WHAT IS REQUIRED:
Edit the lines below so that "Playback" becomes "Sampler" everywhere it occurs, keeping everything else unchanged. Leave the pictures out of your answer.
[BEGIN DATA FOR THE TASK]
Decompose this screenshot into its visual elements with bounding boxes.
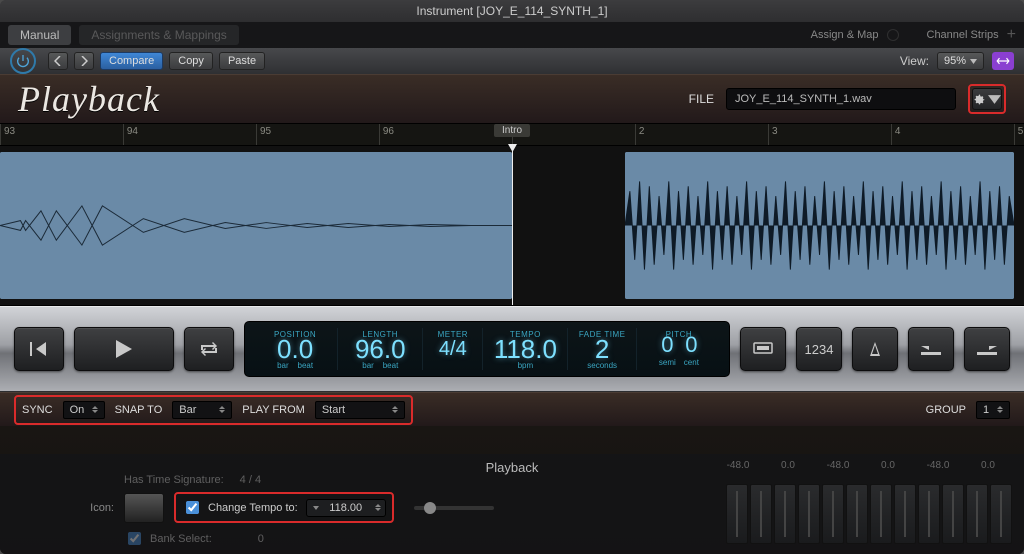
plugin-header: Playback FILE JOY_E_114_SYNTH_1.wav [0,74,1024,124]
group-label: GROUP [926,404,966,416]
change-tempo-field[interactable]: 118.00 [306,499,386,517]
inspector-panel: Playback -48.0 0.0 -48.0 0.0 -48.0 0.0 [0,454,1024,554]
fade-in-icon [921,343,941,355]
play-button[interactable] [74,327,174,371]
bg-tab-channel-strips[interactable]: Channel Strips [927,29,999,41]
plugin-brand: Playback [18,78,160,120]
monitor-icon [753,342,773,356]
fader[interactable] [870,484,892,544]
settings-menu-button[interactable] [972,88,1002,110]
lcd-display: POSITION 0.0 bar beat LENGTH 96.0 bar be… [244,321,730,377]
bank-select-row[interactable]: Bank Select: 0 [124,529,264,548]
next-preset-button[interactable] [74,52,94,70]
mixer-faders [726,484,1012,544]
lcd-position[interactable]: POSITION 0.0 bar beat [253,328,338,370]
lcd-meter[interactable]: METER 4/4 [423,328,483,370]
sync-panel: SYNC On SNAP TO Bar PLAY FROM Start GROU… [0,392,1024,426]
fader[interactable] [966,484,988,544]
snap-label: SNAP TO [115,404,163,416]
go-to-start-button[interactable] [14,327,64,371]
lcd-tempo[interactable]: TEMPO 118.0 bpm [483,328,568,370]
resize-button[interactable] [992,52,1014,70]
plugin-toolbar: Compare Copy Paste View: 95% [0,48,1024,74]
window-titlebar: Instrument [JOY_E_114_SYNTH_1] [0,0,1024,22]
chevron-down-icon [970,59,977,64]
lcd-fade[interactable]: FADE TIME 2 seconds [568,328,636,370]
paste-button[interactable]: Paste [219,52,265,70]
bg-add-icon[interactable]: + [1007,26,1016,44]
fader[interactable] [774,484,796,544]
playfrom-label: PLAY FROM [242,404,305,416]
power-icon [15,53,31,69]
power-button[interactable] [10,48,36,74]
prev-preset-button[interactable] [48,52,68,70]
metronome-icon [867,341,883,357]
sync-label: SYNC [22,404,53,416]
fade-out-button[interactable] [964,327,1010,371]
resize-icon [996,55,1010,67]
bg-tab-assignments[interactable]: Assignments & Mappings [79,25,238,45]
change-tempo-checkbox[interactable]: Change Tempo to: [182,498,298,517]
chevron-right-icon [80,56,88,66]
lcd-length[interactable]: LENGTH 96.0 bar beat [338,328,423,370]
ruler-marker-flag[interactable]: Intro [494,124,530,137]
view-label: View: [900,54,929,68]
loop-button[interactable] [184,327,234,371]
waveform-right-icon [625,152,1014,299]
playhead[interactable] [512,146,513,305]
play-icon [116,340,132,358]
fader[interactable] [894,484,916,544]
has-time-signature-row[interactable]: Has Time Signature: 4 / 4 [124,474,261,486]
fader[interactable] [918,484,940,544]
fader[interactable] [990,484,1012,544]
copy-button[interactable]: Copy [169,52,213,70]
fader[interactable] [942,484,964,544]
tempo-slider[interactable] [414,506,494,510]
file-label: FILE [689,92,714,106]
snap-select[interactable]: Bar [172,401,232,419]
compare-button[interactable]: Compare [100,52,163,70]
gear-icon [973,93,986,106]
fader[interactable] [846,484,868,544]
waveform-display[interactable] [0,146,1024,306]
bg-gear-icon [887,29,899,41]
fader[interactable] [822,484,844,544]
sync-select[interactable]: On [63,401,105,419]
fade-out-icon [977,343,997,355]
view-zoom-select[interactable]: 95% [937,52,984,70]
file-name-field[interactable]: JOY_E_114_SYNTH_1.wav [726,88,956,110]
background-toolbar: Manual Assignments & Mappings Assign & M… [0,22,1024,48]
waveform-left-icon [0,152,512,299]
mixer-values: -48.0 0.0 -48.0 0.0 -48.0 0.0 [714,460,1012,471]
metronome-button[interactable] [852,327,898,371]
playfrom-select[interactable]: Start [315,401,405,419]
chevron-left-icon [54,56,62,66]
lcd-pitch[interactable]: PITCH 0semi 0cent [637,328,721,370]
chevron-down-icon [988,93,1001,106]
icon-thumbnail[interactable] [124,493,164,523]
group-select[interactable]: 1 [976,401,1010,419]
fader[interactable] [798,484,820,544]
fader[interactable] [750,484,772,544]
bg-tab-manual[interactable]: Manual [8,25,71,45]
bg-tab-assignmap[interactable]: Assign & Map [811,29,879,41]
count-in-button[interactable]: 1234 [796,327,842,371]
fader[interactable] [726,484,748,544]
loop-icon [199,342,219,356]
window-title: Instrument [JOY_E_114_SYNTH_1] [416,4,607,18]
icon-label: Icon: [24,502,114,514]
display-mode-button[interactable] [740,327,786,371]
transport-panel: POSITION 0.0 bar beat LENGTH 96.0 bar be… [0,306,1024,392]
timeline-ruler[interactable]: 93 94 95 96 1 2 3 4 5 Intro [0,124,1024,146]
chevron-down-icon [313,506,319,510]
skip-back-icon [30,342,48,356]
fade-in-button[interactable] [908,327,954,371]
[END DATA FOR THE TASK]
EXERCISE SOLUTION:
Decompose this screenshot into its visual elements with bounding boxes.
plugin-header: Sampler FILE JOY_E_114_SYNTH_1.wav [0,74,1024,124]
group-label: GROUP [926,404,966,416]
change-tempo-field[interactable]: 118.00 [306,499,386,517]
inspector-panel: Sampler -48.0 0.0 -48.0 0.0 -48.0 0.0 [0,454,1024,554]
fade-in-icon [921,343,941,355]
play-button[interactable] [74,327,174,371]
bg-tab-channel-strips[interactable]: Channel Strips [927,29,999,41]
plugin-brand: Sampler [18,78,160,120]
monitor-icon [753,342,773,356]
fader[interactable] [870,484,892,544]
settings-menu-button[interactable] [972,88,1002,110]
lcd-display: POSITION 0.0 bar beat LENGTH 96.0 bar be… [244,321,730,377]
bank-select-row[interactable]: Bank Select: 0 [124,529,264,548]
next-preset-button[interactable] [74,52,94,70]
mixer-faders [726,484,1012,544]
lcd-position[interactable]: POSITION 0.0 bar beat [253,328,338,370]
lcd-meter[interactable]: METER 4/4 [423,328,483,370]
sync-panel: SYNC On SNAP TO Bar PLAY FROM Start GROU… [0,392,1024,426]
fader[interactable] [966,484,988,544]
snap-label: SNAP TO [115,404,163,416]
go-to-start-button[interactable] [14,327,64,371]
lcd-tempo[interactable]: TEMPO 118.0 bpm [483,328,568,370]
resize-button[interactable] [992,52,1014,70]
plugin-toolbar: Compare Copy Paste View: 95% [0,48,1024,74]
window-titlebar: Instrument [JOY_E_114_SYNTH_1] [0,0,1024,22]
chevron-down-icon [970,59,977,64]
lcd-fade[interactable]: FADE TIME 2 seconds [568,328,636,370]
paste-button[interactable]: Paste [219,52,265,70]
bg-add-icon[interactable]: + [1007,26,1016,44]
fader[interactable] [774,484,796,544]
playfrom-label: PLAY FROM [242,404,305,416]
power-icon [15,53,31,69]
power-button[interactable] [10,48,36,74]
prev-preset-button[interactable] [48,52,68,70]
metronome-icon [867,341,883,357]
sync-label: SYNC [22,404,53,416]
fade-out-button[interactable] [964,327,1010,371]
resize-icon [996,55,1010,67]
bg-tab-assignments[interactable]: Assignments & Mappings [79,25,238,45]
change-tempo-checkbox[interactable]: Change Tempo to: [182,498,298,517]
chevron-right-icon [80,56,88,66]
lcd-length[interactable]: LENGTH 96.0 bar beat [338,328,423,370]
ruler-marker-flag[interactable]: Intro [494,124,530,137]
view-label: View: [900,54,929,68]
loop-button[interactable] [184,327,234,371]
waveform-right-icon [625,152,1014,299]
playhead[interactable] [512,146,513,305]
play-icon [116,340,132,358]
fader[interactable] [894,484,916,544]
has-time-signature-row[interactable]: Has Time Signature: 4 / 4 [124,474,261,486]
fader[interactable] [918,484,940,544]
fader[interactable] [990,484,1012,544]
copy-button[interactable]: Copy [169,52,213,70]
fader[interactable] [942,484,964,544]
tempo-slider[interactable] [414,506,494,510]
file-label: FILE [689,92,714,106]
snap-select[interactable]: Bar [172,401,232,419]
compare-button[interactable]: Compare [100,52,163,70]
gear-icon [973,93,986,106]
fader[interactable] [846,484,868,544]
waveform-display[interactable] [0,146,1024,306]
bg-gear-icon [887,29,899,41]
fader[interactable] [822,484,844,544]
sync-select[interactable]: On [63,401,105,419]
fade-out-icon [977,343,997,355]
view-zoom-select[interactable]: 95% [937,52,984,70]
file-name-field[interactable]: JOY_E_114_SYNTH_1.wav [726,88,956,110]
background-toolbar: Manual Assignments & Mappings Assign & M… [0,22,1024,48]
waveform-left-icon [0,152,512,299]
mixer-values: -48.0 0.0 -48.0 0.0 -48.0 0.0 [714,460,1012,471]
metronome-button[interactable] [852,327,898,371]
playfrom-select[interactable]: Start [315,401,405,419]
chevron-left-icon [54,56,62,66]
lcd-pitch[interactable]: PITCH 0semi 0cent [637,328,721,370]
chevron-down-icon [988,93,1001,106]
icon-thumbnail[interactable] [124,493,164,523]
group-select[interactable]: 1 [976,401,1010,419]
fader[interactable] [798,484,820,544]
fader[interactable] [750,484,772,544]
bg-tab-manual[interactable]: Manual [8,25,71,45]
bg-tab-assignmap[interactable]: Assign & Map [811,29,879,41]
count-in-button[interactable]: 1234 [796,327,842,371]
fader[interactable] [726,484,748,544]
loop-icon [199,342,219,356]
window-title: Instrument [JOY_E_114_SYNTH_1] [416,4,607,18]
icon-label: Icon: [24,502,114,514]
display-mode-button[interactable] [740,327,786,371]
transport-panel: POSITION 0.0 bar beat LENGTH 96.0 bar be… [0,306,1024,392]
timeline-ruler[interactable]: 93 94 95 96 1 2 3 4 5 Intro [0,124,1024,146]
chevron-down-icon [313,506,319,510]
skip-back-icon [30,342,48,356]
fade-in-button[interactable] [908,327,954,371]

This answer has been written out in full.